══ DATA SUPPLIED ══

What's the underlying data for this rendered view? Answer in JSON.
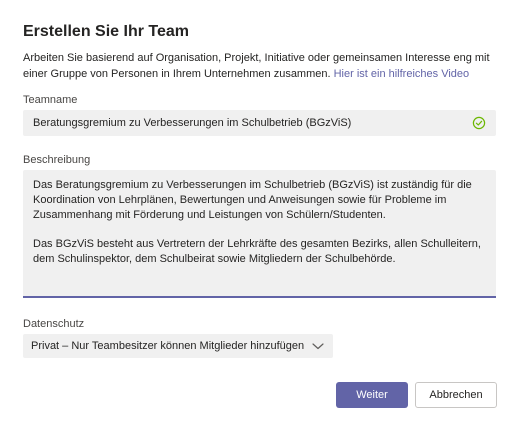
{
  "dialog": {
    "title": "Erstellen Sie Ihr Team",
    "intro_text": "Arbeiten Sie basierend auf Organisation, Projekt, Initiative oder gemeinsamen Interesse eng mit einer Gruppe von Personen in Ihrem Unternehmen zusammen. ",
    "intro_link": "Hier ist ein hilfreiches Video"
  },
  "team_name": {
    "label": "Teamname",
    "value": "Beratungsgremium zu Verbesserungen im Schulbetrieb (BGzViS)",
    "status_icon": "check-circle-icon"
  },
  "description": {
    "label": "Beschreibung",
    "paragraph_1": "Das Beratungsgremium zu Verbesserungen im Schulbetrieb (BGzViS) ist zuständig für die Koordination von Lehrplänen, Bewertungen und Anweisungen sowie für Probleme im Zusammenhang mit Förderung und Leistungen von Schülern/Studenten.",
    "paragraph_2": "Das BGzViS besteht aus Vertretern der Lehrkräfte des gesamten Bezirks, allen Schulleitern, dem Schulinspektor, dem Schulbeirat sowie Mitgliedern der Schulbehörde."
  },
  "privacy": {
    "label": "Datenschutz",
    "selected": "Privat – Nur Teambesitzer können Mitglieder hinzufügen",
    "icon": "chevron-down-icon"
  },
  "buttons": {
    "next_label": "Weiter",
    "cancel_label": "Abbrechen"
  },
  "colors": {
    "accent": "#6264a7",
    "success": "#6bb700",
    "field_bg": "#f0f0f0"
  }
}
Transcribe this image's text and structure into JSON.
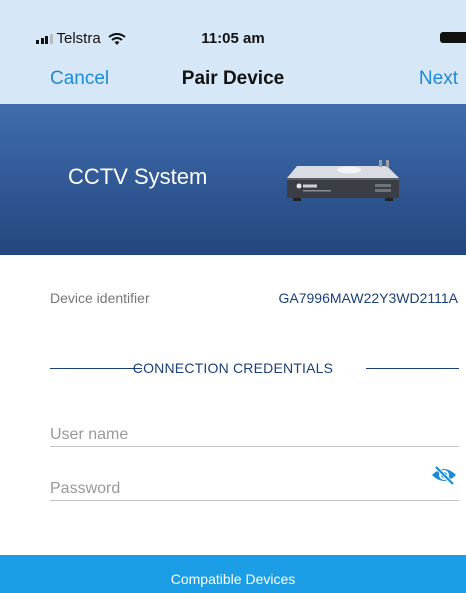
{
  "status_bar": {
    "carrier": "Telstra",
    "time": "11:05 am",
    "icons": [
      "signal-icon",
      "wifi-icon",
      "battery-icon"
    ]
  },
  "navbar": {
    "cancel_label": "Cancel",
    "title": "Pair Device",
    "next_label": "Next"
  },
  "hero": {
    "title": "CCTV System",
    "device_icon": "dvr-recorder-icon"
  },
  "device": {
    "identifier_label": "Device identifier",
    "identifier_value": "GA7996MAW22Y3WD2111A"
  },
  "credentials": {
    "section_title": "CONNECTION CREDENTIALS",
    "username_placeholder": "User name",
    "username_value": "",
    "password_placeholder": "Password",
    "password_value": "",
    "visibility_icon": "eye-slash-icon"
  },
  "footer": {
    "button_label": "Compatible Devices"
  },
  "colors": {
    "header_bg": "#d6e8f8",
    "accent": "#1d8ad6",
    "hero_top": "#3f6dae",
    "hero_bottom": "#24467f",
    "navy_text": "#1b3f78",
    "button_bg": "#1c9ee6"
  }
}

═══

YOUR INSTRUCTIONS: Using the material above, set down every line exactly, but skip the pictures.

TASK OUTPUT:
What's the underlying data for this rendered view? Answer in JSON.
{
  "dialog": {
    "title": "Erstellen Sie Ihr Team",
    "intro_text": "Arbeiten Sie basierend auf Organisation, Projekt, Initiative oder gemeinsamen Interesse eng mit einer Gruppe von Personen in Ihrem Unternehmen zusammen. ",
    "intro_link": "Hier ist ein hilfreiches Video"
  },
  "team_name": {
    "label": "Teamname",
    "value": "Beratungsgremium zu Verbesserungen im Schulbetrieb (BGzViS)",
    "status_icon": "check-circle-icon"
  },
  "description": {
    "label": "Beschreibung",
    "paragraph_1": "Das Beratungsgremium zu Verbesserungen im Schulbetrieb (BGzViS) ist zuständig für die Koordination von Lehrplänen, Bewertungen und Anweisungen sowie für Probleme im Zusammenhang mit Förderung und Leistungen von Schülern/Studenten.",
    "paragraph_2": "Das BGzViS besteht aus Vertretern der Lehrkräfte des gesamten Bezirks, allen Schulleitern, dem Schulinspektor, dem Schulbeirat sowie Mitgliedern der Schulbehörde."
  },
  "privacy": {
    "label": "Datenschutz",
    "selected": "Privat – Nur Teambesitzer können Mitglieder hinzufügen",
    "icon": "chevron-down-icon"
  },
  "buttons": {
    "next_label": "Weiter",
    "cancel_label": "Abbrechen"
  },
  "colors": {
    "accent": "#6264a7",
    "success": "#6bb700",
    "field_bg": "#f0f0f0"
  }
}
Transcribe this image's text and structure into JSON.
{
  "status_bar": {
    "carrier": "Telstra",
    "time": "11:05 am",
    "icons": [
      "signal-icon",
      "wifi-icon",
      "battery-icon"
    ]
  },
  "navbar": {
    "cancel_label": "Cancel",
    "title": "Pair Device",
    "next_label": "Next"
  },
  "hero": {
    "title": "CCTV System",
    "device_icon": "dvr-recorder-icon"
  },
  "device": {
    "identifier_label": "Device identifier",
    "identifier_value": "GA7996MAW22Y3WD2111A"
  },
  "credentials": {
    "section_title": "CONNECTION CREDENTIALS",
    "username_placeholder": "User name",
    "username_value": "",
    "password_placeholder": "Password",
    "password_value": "",
    "visibility_icon": "eye-slash-icon"
  },
  "footer": {
    "button_label": "Compatible Devices"
  },
  "colors": {
    "header_bg": "#d6e8f8",
    "accent": "#1d8ad6",
    "hero_top": "#3f6dae",
    "hero_bottom": "#24467f",
    "navy_text": "#1b3f78",
    "button_bg": "#1c9ee6"
  }
}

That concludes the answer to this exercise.